-- Exercise --
The entire listing is to be repeated verbatim.

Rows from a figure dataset
....
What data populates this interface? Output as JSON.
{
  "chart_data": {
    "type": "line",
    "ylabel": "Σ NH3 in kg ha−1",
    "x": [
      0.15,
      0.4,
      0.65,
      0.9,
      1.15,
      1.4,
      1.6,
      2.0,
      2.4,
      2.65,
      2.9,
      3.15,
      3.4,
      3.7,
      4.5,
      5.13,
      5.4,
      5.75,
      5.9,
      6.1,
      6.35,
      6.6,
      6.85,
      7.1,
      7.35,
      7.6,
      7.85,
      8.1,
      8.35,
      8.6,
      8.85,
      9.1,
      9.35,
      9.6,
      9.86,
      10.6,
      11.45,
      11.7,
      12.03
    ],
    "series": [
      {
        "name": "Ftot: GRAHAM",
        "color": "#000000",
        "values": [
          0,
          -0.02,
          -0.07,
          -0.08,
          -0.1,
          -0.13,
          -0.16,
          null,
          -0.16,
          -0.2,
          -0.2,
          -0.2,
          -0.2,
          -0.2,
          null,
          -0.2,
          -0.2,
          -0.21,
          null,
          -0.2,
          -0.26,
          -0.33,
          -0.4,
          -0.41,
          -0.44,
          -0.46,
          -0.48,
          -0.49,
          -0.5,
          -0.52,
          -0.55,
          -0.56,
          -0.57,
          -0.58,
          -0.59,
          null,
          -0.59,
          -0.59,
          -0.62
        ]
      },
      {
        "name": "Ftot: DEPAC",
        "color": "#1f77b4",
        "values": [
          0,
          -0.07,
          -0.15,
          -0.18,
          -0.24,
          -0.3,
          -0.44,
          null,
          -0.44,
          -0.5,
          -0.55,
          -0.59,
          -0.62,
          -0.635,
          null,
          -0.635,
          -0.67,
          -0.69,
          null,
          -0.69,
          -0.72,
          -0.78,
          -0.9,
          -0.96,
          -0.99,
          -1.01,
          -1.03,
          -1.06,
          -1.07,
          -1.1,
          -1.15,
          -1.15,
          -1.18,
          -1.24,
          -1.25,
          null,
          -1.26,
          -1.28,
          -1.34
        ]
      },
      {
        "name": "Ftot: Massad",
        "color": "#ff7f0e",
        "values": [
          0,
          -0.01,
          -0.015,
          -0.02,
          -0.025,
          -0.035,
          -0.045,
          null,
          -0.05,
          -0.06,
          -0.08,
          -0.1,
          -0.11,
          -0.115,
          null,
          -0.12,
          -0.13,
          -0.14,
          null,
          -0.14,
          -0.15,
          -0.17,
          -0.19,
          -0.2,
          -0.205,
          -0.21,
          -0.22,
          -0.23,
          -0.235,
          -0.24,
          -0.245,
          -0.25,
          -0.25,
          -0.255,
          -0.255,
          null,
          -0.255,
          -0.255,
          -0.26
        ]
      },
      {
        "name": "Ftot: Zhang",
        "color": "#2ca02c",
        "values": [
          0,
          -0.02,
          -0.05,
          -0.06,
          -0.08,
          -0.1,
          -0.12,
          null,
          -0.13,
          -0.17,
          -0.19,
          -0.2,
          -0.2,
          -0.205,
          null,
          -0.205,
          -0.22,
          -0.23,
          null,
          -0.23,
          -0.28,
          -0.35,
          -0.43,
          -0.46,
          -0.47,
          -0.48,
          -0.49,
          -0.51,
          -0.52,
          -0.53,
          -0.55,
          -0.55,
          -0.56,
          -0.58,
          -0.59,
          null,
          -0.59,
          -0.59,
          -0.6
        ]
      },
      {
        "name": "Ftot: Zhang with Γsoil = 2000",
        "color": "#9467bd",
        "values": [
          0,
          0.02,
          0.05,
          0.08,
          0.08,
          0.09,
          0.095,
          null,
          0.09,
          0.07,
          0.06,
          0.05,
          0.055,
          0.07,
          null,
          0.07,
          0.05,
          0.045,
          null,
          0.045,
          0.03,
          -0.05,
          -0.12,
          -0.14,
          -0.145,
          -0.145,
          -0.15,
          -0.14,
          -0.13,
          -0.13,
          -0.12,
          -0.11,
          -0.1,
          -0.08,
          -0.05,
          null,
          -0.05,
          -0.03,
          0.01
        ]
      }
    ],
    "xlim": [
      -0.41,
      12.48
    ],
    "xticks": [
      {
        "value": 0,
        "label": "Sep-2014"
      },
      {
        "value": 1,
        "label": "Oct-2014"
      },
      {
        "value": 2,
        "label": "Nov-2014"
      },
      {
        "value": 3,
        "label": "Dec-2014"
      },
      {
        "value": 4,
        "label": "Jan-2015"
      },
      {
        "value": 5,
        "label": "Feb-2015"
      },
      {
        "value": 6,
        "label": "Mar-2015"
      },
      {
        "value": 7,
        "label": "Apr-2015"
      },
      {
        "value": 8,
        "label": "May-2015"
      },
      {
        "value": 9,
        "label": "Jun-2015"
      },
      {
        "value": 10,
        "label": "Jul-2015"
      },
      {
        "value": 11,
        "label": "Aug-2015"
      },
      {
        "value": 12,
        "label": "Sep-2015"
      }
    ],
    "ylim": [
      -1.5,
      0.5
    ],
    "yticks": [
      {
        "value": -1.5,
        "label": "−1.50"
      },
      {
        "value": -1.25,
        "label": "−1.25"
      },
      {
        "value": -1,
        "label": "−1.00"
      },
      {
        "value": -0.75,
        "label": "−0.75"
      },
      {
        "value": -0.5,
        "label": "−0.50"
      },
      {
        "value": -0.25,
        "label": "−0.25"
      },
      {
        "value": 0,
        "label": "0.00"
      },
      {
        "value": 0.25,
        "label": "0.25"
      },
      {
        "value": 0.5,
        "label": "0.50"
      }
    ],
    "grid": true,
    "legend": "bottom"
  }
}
....
-- Answer to this task --
What data populates this interface? Output as JSON.
{
  "chart_data": {
    "type": "line",
    "ylabel": "Σ NH3 in kg ha−1",
    "x": [
      0.15,
      0.4,
      0.65,
      0.9,
      1.15,
      1.4,
      1.6,
      2.0,
      2.4,
      2.65,
      2.9,
      3.15,
      3.4,
      3.7,
      4.5,
      5.13,
      5.4,
      5.75,
      5.9,
      6.1,
      6.35,
      6.6,
      6.85,
      7.1,
      7.35,
      7.6,
      7.85,
      8.1,
      8.35,
      8.6,
      8.85,
      9.1,
      9.35,
      9.6,
      9.86,
      10.6,
      11.45,
      11.7,
      12.03
    ],
    "series": [
      {
        "name": "Ftot: GRAHAM",
        "color": "#000000",
        "values": [
          0,
          -0.02,
          -0.07,
          -0.08,
          -0.1,
          -0.13,
          -0.16,
          null,
          -0.16,
          -0.2,
          -0.2,
          -0.2,
          -0.2,
          -0.2,
          null,
          -0.2,
          -0.2,
          -0.21,
          null,
          -0.2,
          -0.26,
          -0.33,
          -0.4,
          -0.41,
          -0.44,
          -0.46,
          -0.48,
          -0.49,
          -0.5,
          -0.52,
          -0.55,
          -0.56,
          -0.57,
          -0.58,
          -0.59,
          null,
          -0.59,
          -0.59,
          -0.62
        ]
      },
      {
        "name": "Ftot: DEPAC",
        "color": "#1f77b4",
        "values": [
          0,
          -0.07,
          -0.15,
          -0.18,
          -0.24,
          -0.3,
          -0.44,
          null,
          -0.44,
          -0.5,
          -0.55,
          -0.59,
          -0.62,
          -0.635,
          null,
          -0.635,
          -0.67,
          -0.69,
          null,
          -0.69,
          -0.72,
          -0.78,
          -0.9,
          -0.96,
          -0.99,
          -1.01,
          -1.03,
          -1.06,
          -1.07,
          -1.1,
          -1.15,
          -1.15,
          -1.18,
          -1.24,
          -1.25,
          null,
          -1.26,
          -1.28,
          -1.34
        ]
      },
      {
        "name": "Ftot: Massad",
        "color": "#ff7f0e",
        "values": [
          0,
          -0.01,
          -0.015,
          -0.02,
          -0.025,
          -0.035,
          -0.045,
          null,
          -0.05,
          -0.06,
          -0.08,
          -0.1,
          -0.11,
          -0.115,
          null,
          -0.12,
          -0.13,
          -0.14,
          null,
          -0.14,
          -0.15,
          -0.17,
          -0.19,
          -0.2,
          -0.205,
          -0.21,
          -0.22,
          -0.23,
          -0.235,
          -0.24,
          -0.245,
          -0.25,
          -0.25,
          -0.255,
          -0.255,
          null,
          -0.255,
          -0.255,
          -0.26
        ]
      },
      {
        "name": "Ftot: Zhang",
        "color": "#2ca02c",
        "values": [
          0,
          -0.02,
          -0.05,
          -0.06,
          -0.08,
          -0.1,
          -0.12,
          null,
          -0.13,
          -0.17,
          -0.19,
          -0.2,
          -0.2,
          -0.205,
          null,
          -0.205,
          -0.22,
          -0.23,
          null,
          -0.23,
          -0.28,
          -0.35,
          -0.43,
          -0.46,
          -0.47,
          -0.48,
          -0.49,
          -0.51,
          -0.52,
          -0.53,
          -0.55,
          -0.55,
          -0.56,
          -0.58,
          -0.59,
          null,
          -0.59,
          -0.59,
          -0.6
        ]
      },
      {
        "name": "Ftot: Zhang with Γsoil = 2000",
        "color": "#9467bd",
        "values": [
          0,
          0.02,
          0.05,
          0.08,
          0.08,
          0.09,
          0.095,
          null,
          0.09,
          0.07,
          0.06,
          0.05,
          0.055,
          0.07,
          null,
          0.07,
          0.05,
          0.045,
          null,
          0.045,
          0.03,
          -0.05,
          -0.12,
          -0.14,
          -0.145,
          -0.145,
          -0.15,
          -0.14,
          -0.13,
          -0.13,
          -0.12,
          -0.11,
          -0.1,
          -0.08,
          -0.05,
          null,
          -0.05,
          -0.03,
          0.01
        ]
      }
    ],
    "xlim": [
      -0.41,
      12.48
    ],
    "xticks": [
      {
        "value": 0,
        "label": "Sep-2014"
      },
      {
        "value": 1,
        "label": "Oct-2014"
      },
      {
        "value": 2,
        "label": "Nov-2014"
      },
      {
        "value": 3,
        "label": "Dec-2014"
      },
      {
        "value": 4,
        "label": "Jan-2015"
      },
      {
        "value": 5,
        "label": "Feb-2015"
      },
      {
        "value": 6,
        "label": "Mar-2015"
      },
      {
        "value": 7,
        "label": "Apr-2015"
      },
      {
        "value": 8,
        "label": "May-2015"
      },
      {
        "value": 9,
        "label": "Jun-2015"
      },
      {
        "value": 10,
        "label": "Jul-2015"
      },
      {
        "value": 11,
        "label": "Aug-2015"
      },
      {
        "value": 12,
        "label": "Sep-2015"
      }
    ],
    "ylim": [
      -1.5,
      0.5
    ],
    "yticks": [
      {
        "value": -1.5,
        "label": "−1.50"
      },
      {
        "value": -1.25,
        "label": "−1.25"
      },
      {
        "value": -1,
        "label": "−1.00"
      },
      {
        "value": -0.75,
        "label": "−0.75"
      },
      {
        "value": -0.5,
        "label": "−0.50"
      },
      {
        "value": -0.25,
        "label": "−0.25"
      },
      {
        "value": 0,
        "label": "0.00"
      },
      {
        "value": 0.25,
        "label": "0.25"
      },
      {
        "value": 0.5,
        "label": "0.50"
      }
    ],
    "grid": true,
    "legend": "bottom"
  }
}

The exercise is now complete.